- **Supplied material**
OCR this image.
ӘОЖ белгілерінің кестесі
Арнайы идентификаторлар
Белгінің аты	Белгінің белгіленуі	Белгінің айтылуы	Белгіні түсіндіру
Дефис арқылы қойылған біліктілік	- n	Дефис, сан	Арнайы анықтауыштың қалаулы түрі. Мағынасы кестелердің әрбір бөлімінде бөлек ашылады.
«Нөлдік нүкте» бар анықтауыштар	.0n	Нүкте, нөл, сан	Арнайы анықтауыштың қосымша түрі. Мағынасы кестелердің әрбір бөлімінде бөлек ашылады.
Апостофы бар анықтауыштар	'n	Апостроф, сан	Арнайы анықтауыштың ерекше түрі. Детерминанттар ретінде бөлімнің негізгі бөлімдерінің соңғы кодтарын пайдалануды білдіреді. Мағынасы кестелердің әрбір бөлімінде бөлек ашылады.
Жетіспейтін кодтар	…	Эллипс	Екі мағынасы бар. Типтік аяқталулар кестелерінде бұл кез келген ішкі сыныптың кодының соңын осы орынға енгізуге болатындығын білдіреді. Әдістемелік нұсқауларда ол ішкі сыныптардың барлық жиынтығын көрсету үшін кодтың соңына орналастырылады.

- **Task brief**
Output all of the data above without any alteration.

- **Solution to the problem**
OCR this image.
ӘОЖ белгілерінің кестесі
Арнайы идентификаторлар
Белгінің аты	Белгінің белгіленуі	Белгінің айтылуы	Белгіні түсіндіру
Дефис арқылы қойылған біліктілік	- n	Дефис, сан	Арнайы анықтауыштың қалаулы түрі. Мағынасы кестелердің әрбір бөлімінде бөлек ашылады.
«Нөлдік нүкте» бар анықтауыштар	.0n	Нүкте, нөл, сан	Арнайы анықтауыштың қосымша түрі. Мағынасы кестелердің әрбір бөлімінде бөлек ашылады.
Апостофы бар анықтауыштар	'n	Апостроф, сан	Арнайы анықтауыштың ерекше түрі. Детерминанттар ретінде бөлімнің негізгі бөлімдерінің соңғы кодтарын пайдалануды білдіреді. Мағынасы кестелердің әрбір бөлімінде бөлек ашылады.
Жетіспейтін кодтар	…	Эллипс	Екі мағынасы бар. Типтік аяқталулар кестелерінде бұл кез келген ішкі сыныптың кодының соңын осы орынға енгізуге болатындығын білдіреді. Әдістемелік нұсқауларда ол ішкі сыныптардың барлық жиынтығын көрсету үшін кодтың соңына орналастырылады.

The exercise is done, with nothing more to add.